_Stated exercise_
Go through the data below. Pull out every line that has the word "businesses".
***
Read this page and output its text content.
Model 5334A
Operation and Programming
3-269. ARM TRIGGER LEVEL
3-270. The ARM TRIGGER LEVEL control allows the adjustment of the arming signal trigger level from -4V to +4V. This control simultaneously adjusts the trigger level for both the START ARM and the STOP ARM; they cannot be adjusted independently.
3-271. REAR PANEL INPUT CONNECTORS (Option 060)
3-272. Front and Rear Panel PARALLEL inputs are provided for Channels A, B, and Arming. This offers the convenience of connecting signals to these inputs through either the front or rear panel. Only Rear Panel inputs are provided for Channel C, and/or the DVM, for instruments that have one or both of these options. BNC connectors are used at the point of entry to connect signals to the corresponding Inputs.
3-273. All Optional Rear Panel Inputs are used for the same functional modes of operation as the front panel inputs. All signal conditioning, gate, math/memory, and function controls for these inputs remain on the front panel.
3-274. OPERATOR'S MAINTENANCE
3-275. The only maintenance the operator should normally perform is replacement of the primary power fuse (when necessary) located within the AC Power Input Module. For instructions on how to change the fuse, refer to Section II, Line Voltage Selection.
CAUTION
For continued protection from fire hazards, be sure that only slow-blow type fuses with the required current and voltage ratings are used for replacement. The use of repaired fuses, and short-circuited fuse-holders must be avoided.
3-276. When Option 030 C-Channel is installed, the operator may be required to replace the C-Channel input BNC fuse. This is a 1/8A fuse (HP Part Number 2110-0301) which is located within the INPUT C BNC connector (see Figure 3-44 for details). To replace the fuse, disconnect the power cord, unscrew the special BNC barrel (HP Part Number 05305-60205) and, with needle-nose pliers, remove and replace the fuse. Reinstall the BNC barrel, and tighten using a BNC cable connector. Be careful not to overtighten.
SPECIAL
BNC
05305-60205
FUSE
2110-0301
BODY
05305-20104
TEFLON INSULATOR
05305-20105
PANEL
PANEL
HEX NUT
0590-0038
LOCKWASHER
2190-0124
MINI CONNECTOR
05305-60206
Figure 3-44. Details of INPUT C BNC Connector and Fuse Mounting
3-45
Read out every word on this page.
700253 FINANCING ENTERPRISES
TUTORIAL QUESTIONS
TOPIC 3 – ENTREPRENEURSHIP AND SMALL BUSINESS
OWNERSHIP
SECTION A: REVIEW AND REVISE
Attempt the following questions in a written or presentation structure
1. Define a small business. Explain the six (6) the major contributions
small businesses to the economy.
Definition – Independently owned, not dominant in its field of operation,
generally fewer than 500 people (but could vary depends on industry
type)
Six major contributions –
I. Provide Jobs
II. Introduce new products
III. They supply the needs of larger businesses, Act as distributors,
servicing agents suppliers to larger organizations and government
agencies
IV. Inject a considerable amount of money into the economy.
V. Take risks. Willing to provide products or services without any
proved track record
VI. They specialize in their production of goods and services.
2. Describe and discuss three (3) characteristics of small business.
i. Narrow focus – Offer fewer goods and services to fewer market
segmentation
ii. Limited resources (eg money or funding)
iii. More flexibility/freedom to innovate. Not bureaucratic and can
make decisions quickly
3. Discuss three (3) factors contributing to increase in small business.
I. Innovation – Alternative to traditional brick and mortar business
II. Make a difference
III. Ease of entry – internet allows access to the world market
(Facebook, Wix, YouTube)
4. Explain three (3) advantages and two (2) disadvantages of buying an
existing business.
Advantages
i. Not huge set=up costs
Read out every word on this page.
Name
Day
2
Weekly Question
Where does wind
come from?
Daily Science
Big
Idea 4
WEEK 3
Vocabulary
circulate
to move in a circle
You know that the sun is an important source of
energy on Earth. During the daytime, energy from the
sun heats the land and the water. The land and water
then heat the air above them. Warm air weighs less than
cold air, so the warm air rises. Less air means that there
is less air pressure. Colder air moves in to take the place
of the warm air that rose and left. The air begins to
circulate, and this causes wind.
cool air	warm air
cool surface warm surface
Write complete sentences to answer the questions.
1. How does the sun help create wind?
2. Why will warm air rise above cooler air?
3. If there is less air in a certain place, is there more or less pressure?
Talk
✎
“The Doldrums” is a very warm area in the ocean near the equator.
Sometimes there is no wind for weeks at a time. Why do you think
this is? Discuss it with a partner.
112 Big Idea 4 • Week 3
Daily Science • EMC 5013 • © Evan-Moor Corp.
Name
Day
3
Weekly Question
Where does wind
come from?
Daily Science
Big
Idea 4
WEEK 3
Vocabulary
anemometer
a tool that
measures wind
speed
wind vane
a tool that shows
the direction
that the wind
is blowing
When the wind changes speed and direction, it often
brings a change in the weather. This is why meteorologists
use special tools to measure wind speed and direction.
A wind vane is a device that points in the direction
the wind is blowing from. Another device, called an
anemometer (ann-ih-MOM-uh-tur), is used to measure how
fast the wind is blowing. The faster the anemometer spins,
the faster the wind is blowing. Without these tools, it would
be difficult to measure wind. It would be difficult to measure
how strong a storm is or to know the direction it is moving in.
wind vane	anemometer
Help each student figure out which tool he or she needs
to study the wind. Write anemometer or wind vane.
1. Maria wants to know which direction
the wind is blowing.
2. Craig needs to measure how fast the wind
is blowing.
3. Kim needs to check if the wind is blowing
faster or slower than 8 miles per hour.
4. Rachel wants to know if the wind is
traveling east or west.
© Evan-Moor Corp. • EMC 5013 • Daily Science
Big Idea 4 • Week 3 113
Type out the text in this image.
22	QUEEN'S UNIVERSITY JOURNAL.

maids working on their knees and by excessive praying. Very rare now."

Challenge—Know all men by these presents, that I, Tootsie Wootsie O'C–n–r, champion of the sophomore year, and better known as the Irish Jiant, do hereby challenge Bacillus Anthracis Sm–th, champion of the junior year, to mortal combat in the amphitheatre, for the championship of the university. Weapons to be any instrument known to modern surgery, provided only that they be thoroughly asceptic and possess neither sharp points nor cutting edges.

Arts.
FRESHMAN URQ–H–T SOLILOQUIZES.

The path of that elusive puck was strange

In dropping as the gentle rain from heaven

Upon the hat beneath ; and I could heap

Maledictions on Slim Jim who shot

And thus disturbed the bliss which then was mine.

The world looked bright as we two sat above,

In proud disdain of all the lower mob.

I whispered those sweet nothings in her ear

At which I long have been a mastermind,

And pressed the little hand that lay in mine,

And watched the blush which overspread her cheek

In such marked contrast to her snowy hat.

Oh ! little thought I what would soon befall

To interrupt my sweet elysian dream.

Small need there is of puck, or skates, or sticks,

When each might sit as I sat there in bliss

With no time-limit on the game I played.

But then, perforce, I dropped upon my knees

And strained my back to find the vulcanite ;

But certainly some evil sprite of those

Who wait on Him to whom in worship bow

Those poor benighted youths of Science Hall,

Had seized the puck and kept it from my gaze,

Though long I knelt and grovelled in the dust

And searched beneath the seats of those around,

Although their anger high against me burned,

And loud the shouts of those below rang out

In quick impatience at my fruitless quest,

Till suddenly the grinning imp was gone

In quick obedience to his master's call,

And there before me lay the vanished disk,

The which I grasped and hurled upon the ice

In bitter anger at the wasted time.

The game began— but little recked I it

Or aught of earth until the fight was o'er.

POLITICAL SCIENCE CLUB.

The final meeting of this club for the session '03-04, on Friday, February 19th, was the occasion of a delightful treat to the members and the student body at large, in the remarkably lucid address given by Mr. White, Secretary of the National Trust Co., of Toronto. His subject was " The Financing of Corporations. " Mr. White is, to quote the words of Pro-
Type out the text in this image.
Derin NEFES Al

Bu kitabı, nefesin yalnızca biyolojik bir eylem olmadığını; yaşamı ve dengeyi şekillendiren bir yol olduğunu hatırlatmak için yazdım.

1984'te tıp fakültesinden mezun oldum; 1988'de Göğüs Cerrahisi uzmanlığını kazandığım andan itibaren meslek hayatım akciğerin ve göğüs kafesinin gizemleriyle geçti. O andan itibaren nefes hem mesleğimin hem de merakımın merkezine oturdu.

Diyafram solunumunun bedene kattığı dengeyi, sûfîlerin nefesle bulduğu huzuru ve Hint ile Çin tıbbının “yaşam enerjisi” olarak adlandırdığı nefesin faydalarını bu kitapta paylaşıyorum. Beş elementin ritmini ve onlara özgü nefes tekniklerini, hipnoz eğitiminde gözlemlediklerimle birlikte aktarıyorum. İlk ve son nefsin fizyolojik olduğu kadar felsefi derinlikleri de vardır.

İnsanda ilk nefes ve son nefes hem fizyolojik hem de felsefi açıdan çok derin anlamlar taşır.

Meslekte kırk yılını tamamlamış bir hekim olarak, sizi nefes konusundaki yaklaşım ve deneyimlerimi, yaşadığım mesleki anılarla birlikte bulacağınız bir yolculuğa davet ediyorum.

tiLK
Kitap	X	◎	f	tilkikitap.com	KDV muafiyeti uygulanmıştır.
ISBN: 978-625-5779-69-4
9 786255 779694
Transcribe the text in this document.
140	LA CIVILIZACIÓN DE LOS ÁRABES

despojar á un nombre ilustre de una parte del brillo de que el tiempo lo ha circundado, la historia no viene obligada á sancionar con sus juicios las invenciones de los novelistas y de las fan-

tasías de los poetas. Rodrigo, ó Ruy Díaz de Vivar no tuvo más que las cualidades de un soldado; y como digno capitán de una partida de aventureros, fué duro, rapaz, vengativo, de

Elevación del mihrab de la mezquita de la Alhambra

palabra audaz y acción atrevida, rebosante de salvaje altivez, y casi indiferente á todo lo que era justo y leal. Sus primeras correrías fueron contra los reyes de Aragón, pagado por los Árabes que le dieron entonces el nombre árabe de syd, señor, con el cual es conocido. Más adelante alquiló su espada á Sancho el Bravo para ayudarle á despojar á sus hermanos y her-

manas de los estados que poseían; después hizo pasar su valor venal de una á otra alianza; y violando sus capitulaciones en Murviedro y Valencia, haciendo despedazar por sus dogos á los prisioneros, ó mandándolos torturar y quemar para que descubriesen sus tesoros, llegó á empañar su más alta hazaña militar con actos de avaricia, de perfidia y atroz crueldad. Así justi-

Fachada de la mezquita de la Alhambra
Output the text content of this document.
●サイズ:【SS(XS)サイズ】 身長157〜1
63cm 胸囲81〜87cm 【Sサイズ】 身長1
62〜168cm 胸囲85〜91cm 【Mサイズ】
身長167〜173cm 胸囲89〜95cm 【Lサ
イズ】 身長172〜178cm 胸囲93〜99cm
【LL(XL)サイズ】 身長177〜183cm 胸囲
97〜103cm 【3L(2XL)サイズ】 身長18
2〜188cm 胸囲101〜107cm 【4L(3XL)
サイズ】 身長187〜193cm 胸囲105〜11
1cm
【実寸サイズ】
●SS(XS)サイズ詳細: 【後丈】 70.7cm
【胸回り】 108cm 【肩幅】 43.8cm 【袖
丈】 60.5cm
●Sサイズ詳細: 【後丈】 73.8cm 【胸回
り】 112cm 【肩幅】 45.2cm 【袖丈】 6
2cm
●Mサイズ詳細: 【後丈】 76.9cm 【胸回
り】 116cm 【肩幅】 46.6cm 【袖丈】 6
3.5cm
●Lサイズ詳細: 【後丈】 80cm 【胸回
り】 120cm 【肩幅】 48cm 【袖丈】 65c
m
***
_Completed task_
small businesses to the economy.
III. They supply the needs of larger businesses, Act as distributors,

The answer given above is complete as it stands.